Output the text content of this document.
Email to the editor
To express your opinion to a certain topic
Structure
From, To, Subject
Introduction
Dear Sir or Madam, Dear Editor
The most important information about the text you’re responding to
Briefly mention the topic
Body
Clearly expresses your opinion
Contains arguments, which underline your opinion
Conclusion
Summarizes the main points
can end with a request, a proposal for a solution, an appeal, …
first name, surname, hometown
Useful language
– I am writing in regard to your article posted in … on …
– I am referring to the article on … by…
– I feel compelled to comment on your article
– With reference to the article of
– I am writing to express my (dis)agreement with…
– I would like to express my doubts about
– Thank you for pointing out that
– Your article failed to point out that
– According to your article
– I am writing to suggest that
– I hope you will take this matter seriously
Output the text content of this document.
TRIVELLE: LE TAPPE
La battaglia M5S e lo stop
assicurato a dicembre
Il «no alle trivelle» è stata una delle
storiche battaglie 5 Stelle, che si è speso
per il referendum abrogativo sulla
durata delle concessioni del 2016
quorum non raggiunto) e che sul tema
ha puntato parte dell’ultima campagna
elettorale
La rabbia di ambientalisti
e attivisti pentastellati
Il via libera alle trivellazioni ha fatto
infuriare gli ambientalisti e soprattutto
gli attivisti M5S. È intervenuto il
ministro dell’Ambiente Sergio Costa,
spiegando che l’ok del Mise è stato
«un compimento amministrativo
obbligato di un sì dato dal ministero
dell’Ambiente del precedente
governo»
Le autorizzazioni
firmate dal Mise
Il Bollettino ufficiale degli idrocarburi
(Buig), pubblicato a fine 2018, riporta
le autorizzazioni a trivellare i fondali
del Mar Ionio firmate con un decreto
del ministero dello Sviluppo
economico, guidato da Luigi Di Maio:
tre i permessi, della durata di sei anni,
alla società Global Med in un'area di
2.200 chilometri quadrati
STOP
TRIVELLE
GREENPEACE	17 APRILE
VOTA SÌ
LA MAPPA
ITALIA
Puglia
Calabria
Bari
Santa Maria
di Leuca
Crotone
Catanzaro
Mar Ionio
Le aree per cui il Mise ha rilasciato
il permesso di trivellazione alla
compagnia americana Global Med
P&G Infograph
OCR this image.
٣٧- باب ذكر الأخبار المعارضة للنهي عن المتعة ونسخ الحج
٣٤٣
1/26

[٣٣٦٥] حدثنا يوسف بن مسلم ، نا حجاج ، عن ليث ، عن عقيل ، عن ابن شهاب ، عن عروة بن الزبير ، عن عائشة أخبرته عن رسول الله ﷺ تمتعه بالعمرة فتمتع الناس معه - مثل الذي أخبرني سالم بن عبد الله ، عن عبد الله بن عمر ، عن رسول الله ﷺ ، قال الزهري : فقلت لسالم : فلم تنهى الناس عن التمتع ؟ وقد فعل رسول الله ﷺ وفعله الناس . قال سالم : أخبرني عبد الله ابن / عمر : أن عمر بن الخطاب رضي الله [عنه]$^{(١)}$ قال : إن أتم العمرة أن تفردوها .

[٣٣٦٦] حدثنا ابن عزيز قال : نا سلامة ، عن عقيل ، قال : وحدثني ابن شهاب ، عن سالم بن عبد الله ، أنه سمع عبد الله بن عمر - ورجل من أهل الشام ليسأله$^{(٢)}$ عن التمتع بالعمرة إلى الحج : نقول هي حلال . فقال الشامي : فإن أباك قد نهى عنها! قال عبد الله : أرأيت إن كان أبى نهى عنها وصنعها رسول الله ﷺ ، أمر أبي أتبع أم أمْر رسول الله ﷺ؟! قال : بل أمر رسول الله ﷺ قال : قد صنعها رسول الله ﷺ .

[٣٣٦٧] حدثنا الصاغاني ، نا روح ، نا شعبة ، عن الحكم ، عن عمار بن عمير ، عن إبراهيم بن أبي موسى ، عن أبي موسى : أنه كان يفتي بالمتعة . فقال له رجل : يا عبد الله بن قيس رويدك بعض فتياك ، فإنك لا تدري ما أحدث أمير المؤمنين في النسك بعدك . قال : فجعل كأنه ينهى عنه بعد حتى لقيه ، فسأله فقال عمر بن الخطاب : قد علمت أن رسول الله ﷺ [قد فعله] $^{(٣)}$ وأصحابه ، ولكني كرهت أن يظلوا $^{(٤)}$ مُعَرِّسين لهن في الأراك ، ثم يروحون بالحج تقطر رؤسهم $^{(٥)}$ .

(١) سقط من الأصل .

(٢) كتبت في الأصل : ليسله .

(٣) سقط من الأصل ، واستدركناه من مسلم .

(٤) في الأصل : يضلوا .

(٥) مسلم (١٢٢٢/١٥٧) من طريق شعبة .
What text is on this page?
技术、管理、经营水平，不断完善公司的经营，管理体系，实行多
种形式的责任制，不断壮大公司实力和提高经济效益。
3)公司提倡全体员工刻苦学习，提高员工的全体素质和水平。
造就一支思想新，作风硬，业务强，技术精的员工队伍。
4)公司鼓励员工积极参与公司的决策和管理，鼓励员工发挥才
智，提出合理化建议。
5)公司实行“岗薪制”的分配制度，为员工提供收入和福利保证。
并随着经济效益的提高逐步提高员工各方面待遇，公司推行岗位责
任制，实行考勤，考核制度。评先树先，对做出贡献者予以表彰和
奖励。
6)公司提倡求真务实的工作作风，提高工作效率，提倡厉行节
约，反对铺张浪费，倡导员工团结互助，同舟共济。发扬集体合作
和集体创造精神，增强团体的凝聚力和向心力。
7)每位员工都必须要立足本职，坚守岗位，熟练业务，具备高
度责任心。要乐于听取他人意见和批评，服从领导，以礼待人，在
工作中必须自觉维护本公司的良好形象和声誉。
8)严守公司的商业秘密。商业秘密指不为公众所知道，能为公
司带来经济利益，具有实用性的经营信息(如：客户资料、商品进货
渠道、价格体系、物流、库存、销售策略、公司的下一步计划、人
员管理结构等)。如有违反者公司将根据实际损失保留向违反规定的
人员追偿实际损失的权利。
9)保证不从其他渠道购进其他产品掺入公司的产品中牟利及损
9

━━━━━━━━━━

Instructions to follow => Output the data above exactly, please, line for line.

Solution for this problem =>
Output the text content of this document.
Email to the editor
To express your opinion to a certain topic
Structure
From, To, Subject
Introduction
Dear Sir or Madam, Dear Editor
The most important information about the text you’re responding to
Briefly mention the topic
Body
Clearly expresses your opinion
Contains arguments, which underline your opinion
Conclusion
Summarizes the main points
can end with a request, a proposal for a solution, an appeal, …
first name, surname, hometown
Useful language
– I am writing in regard to your article posted in … on …
– I am referring to the article on … by…
– I feel compelled to comment on your article
– With reference to the article of
– I am writing to express my (dis)agreement with…
– I would like to express my doubts about
– Thank you for pointing out that
– Your article failed to point out that
– According to your article
– I am writing to suggest that
– I hope you will take this matter seriously
Output the text content of this document.
TRIVELLE: LE TAPPE
La battaglia M5S e lo stop
assicurato a dicembre
Il «no alle trivelle» è stata una delle
storiche battaglie 5 Stelle, che si è speso
per il referendum abrogativo sulla
durata delle concessioni del 2016
quorum non raggiunto) e che sul tema
ha puntato parte dell’ultima campagna
elettorale
La rabbia di ambientalisti
e attivisti pentastellati
Il via libera alle trivellazioni ha fatto
infuriare gli ambientalisti e soprattutto
gli attivisti M5S. È intervenuto il
ministro dell’Ambiente Sergio Costa,
spiegando che l’ok del Mise è stato
«un compimento amministrativo
obbligato di un sì dato dal ministero
dell’Ambiente del precedente
governo»
Le autorizzazioni
firmate dal Mise
Il Bollettino ufficiale degli idrocarburi
(Buig), pubblicato a fine 2018, riporta
le autorizzazioni a trivellare i fondali
del Mar Ionio firmate con un decreto
del ministero dello Sviluppo
economico, guidato da Luigi Di Maio:
tre i permessi, della durata di sei anni,
alla società Global Med in un'area di
2.200 chilometri quadrati
STOP
TRIVELLE
GREENPEACE	17 APRILE
VOTA SÌ
LA MAPPA
ITALIA
Puglia
Calabria
Bari
Santa Maria
di Leuca
Crotone
Catanzaro
Mar Ionio
Le aree per cui il Mise ha rilasciato
il permesso di trivellazione alla
compagnia americana Global Med
P&G Infograph
OCR this image.
٣٧- باب ذكر الأخبار المعارضة للنهي عن المتعة ونسخ الحج
٣٤٣
1/26

[٣٣٦٥] حدثنا يوسف بن مسلم ، نا حجاج ، عن ليث ، عن عقيل ، عن ابن شهاب ، عن عروة بن الزبير ، عن عائشة أخبرته عن رسول الله ﷺ تمتعه بالعمرة فتمتع الناس معه - مثل الذي أخبرني سالم بن عبد الله ، عن عبد الله بن عمر ، عن رسول الله ﷺ ، قال الزهري : فقلت لسالم : فلم تنهى الناس عن التمتع ؟ وقد فعل رسول الله ﷺ وفعله الناس . قال سالم : أخبرني عبد الله ابن / عمر : أن عمر بن الخطاب رضي الله [عنه]$^{(١)}$ قال : إن أتم العمرة أن تفردوها .

[٣٣٦٦] حدثنا ابن عزيز قال : نا سلامة ، عن عقيل ، قال : وحدثني ابن شهاب ، عن سالم بن عبد الله ، أنه سمع عبد الله بن عمر - ورجل من أهل الشام ليسأله$^{(٢)}$ عن التمتع بالعمرة إلى الحج : نقول هي حلال . فقال الشامي : فإن أباك قد نهى عنها! قال عبد الله : أرأيت إن كان أبى نهى عنها وصنعها رسول الله ﷺ ، أمر أبي أتبع أم أمْر رسول الله ﷺ؟! قال : بل أمر رسول الله ﷺ قال : قد صنعها رسول الله ﷺ .

[٣٣٦٧] حدثنا الصاغاني ، نا روح ، نا شعبة ، عن الحكم ، عن عمار بن عمير ، عن إبراهيم بن أبي موسى ، عن أبي موسى : أنه كان يفتي بالمتعة . فقال له رجل : يا عبد الله بن قيس رويدك بعض فتياك ، فإنك لا تدري ما أحدث أمير المؤمنين في النسك بعدك . قال : فجعل كأنه ينهى عنه بعد حتى لقيه ، فسأله فقال عمر بن الخطاب : قد علمت أن رسول الله ﷺ [قد فعله] $^{(٣)}$ وأصحابه ، ولكني كرهت أن يظلوا $^{(٤)}$ مُعَرِّسين لهن في الأراك ، ثم يروحون بالحج تقطر رؤسهم $^{(٥)}$ .

(١) سقط من الأصل .

(٢) كتبت في الأصل : ليسله .

(٣) سقط من الأصل ، واستدركناه من مسلم .

(٤) في الأصل : يضلوا .

(٥) مسلم (١٢٢٢/١٥٧) من طريق شعبة .
What text is on this page?
技术、管理、经营水平，不断完善公司的经营，管理体系，实行多
种形式的责任制，不断壮大公司实力和提高经济效益。
3)公司提倡全体员工刻苦学习，提高员工的全体素质和水平。
造就一支思想新，作风硬，业务强，技术精的员工队伍。
4)公司鼓励员工积极参与公司的决策和管理，鼓励员工发挥才
智，提出合理化建议。
5)公司实行“岗薪制”的分配制度，为员工提供收入和福利保证。
并随着经济效益的提高逐步提高员工各方面待遇，公司推行岗位责
任制，实行考勤，考核制度。评先树先，对做出贡献者予以表彰和
奖励。
6)公司提倡求真务实的工作作风，提高工作效率，提倡厉行节
约，反对铺张浪费，倡导员工团结互助，同舟共济。发扬集体合作
和集体创造精神，增强团体的凝聚力和向心力。
7)每位员工都必须要立足本职，坚守岗位，熟练业务，具备高
度责任心。要乐于听取他人意见和批评，服从领导，以礼待人，在
工作中必须自觉维护本公司的良好形象和声誉。
8)严守公司的商业秘密。商业秘密指不为公众所知道，能为公
司带来经济利益，具有实用性的经营信息(如：客户资料、商品进货
渠道、价格体系、物流、库存、销售策略、公司的下一步计划、人
员管理结构等)。如有违反者公司将根据实际损失保留向违反规定的
人员追偿实际损失的权利。
9)保证不从其他渠道购进其他产品掺入公司的产品中牟利及损
9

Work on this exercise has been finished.